**SOURCE TEXT**

# A friendly e-mail to Good Choice Preservation



## Guest (Sep 10, 2012)

I recently received an e-mail from a recruiter for the newest regional in town. I'd like to see e-mails that you guys have sent to other lovely regionals or (un)professional correspondence from recruiters/coordinators/etc.






Thank you for the e-mail. I find it hard to justify the pay for almost all of the items, such as $35.00 winterizations, re-cut prices $25-45, $10 padlocks (each unit costs $5-$7), etc. 

Be careful about who you hire at these prices in South Carolina. You'll be getting guys that cut every corner imaginable to make any kind of profit. I highly doubt any of the guys will be carrying the appropriate liability insurance. The liability will default to your company's insurance, and I doubt they will be happy with having uninsured "subs" performing work. Honestly, do you expect to receive quality work for minimum-wage pay?

I can refer you to people who have been in the business for decades who can send you a list of companies and people who have gone bankrupt due to this business. I hope your business is not planning on keeping this contract for long, because MCS/FAS or whoever you'll be acting as a regional for will screw you over the first chance they get and move on to the next sucker. 

Please keep my e-mail on file and let me know how soon you go belly-up. I'd love to review your company's financial statements and see the total amount backcharged by the national to your company during this timeframe.

Thanks,
HD


----------



## BPWY (Apr 12, 2012)

I'm sorry.


LMAO.


Oh wait, I'm not sorry.


Good one, too bad they aren't smart enough to pay attention.

When ever I decline I always mention the cost of biz including insurances and tell them that their pay is not nearly enough to cover what they want done.

I am going to start including a link in the emails to the national cost of gas/fuel as well.


http://www.eia.gov/petroleum/gasdiesel/


----------



## mtmtnman (May 1, 2012)

LOL!! I was a little nicer this morning.... 

Good Afternoon, my name is Jordan Ballance and I am the Vendor Development Manager at Eastern Estates Property Management based in Herndon, Virginia. We are experienced in REO properties as well as property management and preservation. Our coverage area includes, but is not limited to, the East Coast of the United States.



We are currently receiving a large amount of new contracts and would like to add you to our nationwide vendor database. If this is something that you are interested in, please fill out the attached applications and return it to us at your convenience.



You can also refer to our website at www.eastern-estates.com for any other questions.


With all due respect, i no longer fill out applications without first seeing price lists. I have wasted too much time in the past filling out applications only to find the pricing would not support or costs.


I have attached our general pricing list.

Thank you for the fast response. Unfortunately your pricing will not cover our expenses. My county alone is the size of Connecticut with only 91,000 residents and we have no volume to make up for the vast distances we travel. I average 1,000 - 1,200 miles a WEEK for the companies i do cover. I wish you luck covering Montana. It is one of the hardest states to cover. If you get in a bind and can offer a trip charge, we bill out at .55 cents a mile for anything over 30 miles from our office location.


----------



## BPWY (Apr 12, 2012)

That aint the Matt I know.


Musta had his sweet wife write that for him. 


lmao


----------



## mtmtnman (May 1, 2012)

BPWY said:


> That aint the Matt I know.
> 
> 
> Musta had his sweet wife write that for him.
> ...

**TASK PROMPT**
Output the passage of the forum thread that starts at the words "We are currently" and stops after "any other questions.", with no changes. The data after this point is separate material, unrelated to the thread.

**SOURCE MATERIAL**
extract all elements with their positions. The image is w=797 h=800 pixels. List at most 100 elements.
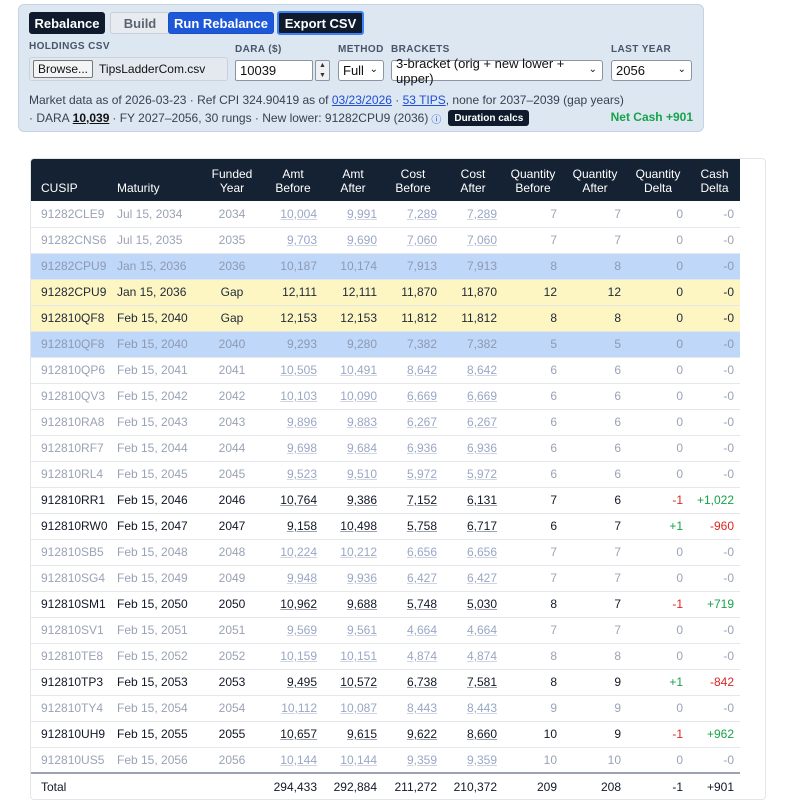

**SOLVED PROBLEM**
We are currently receiving a large amount of new contracts and would like to add you to our nationwide vendor database. If this is something that you are interested in, please fill out the attached applications and return it to us at your convenience.



You can also refer to our website at www.eastern-estates.com for any other questions.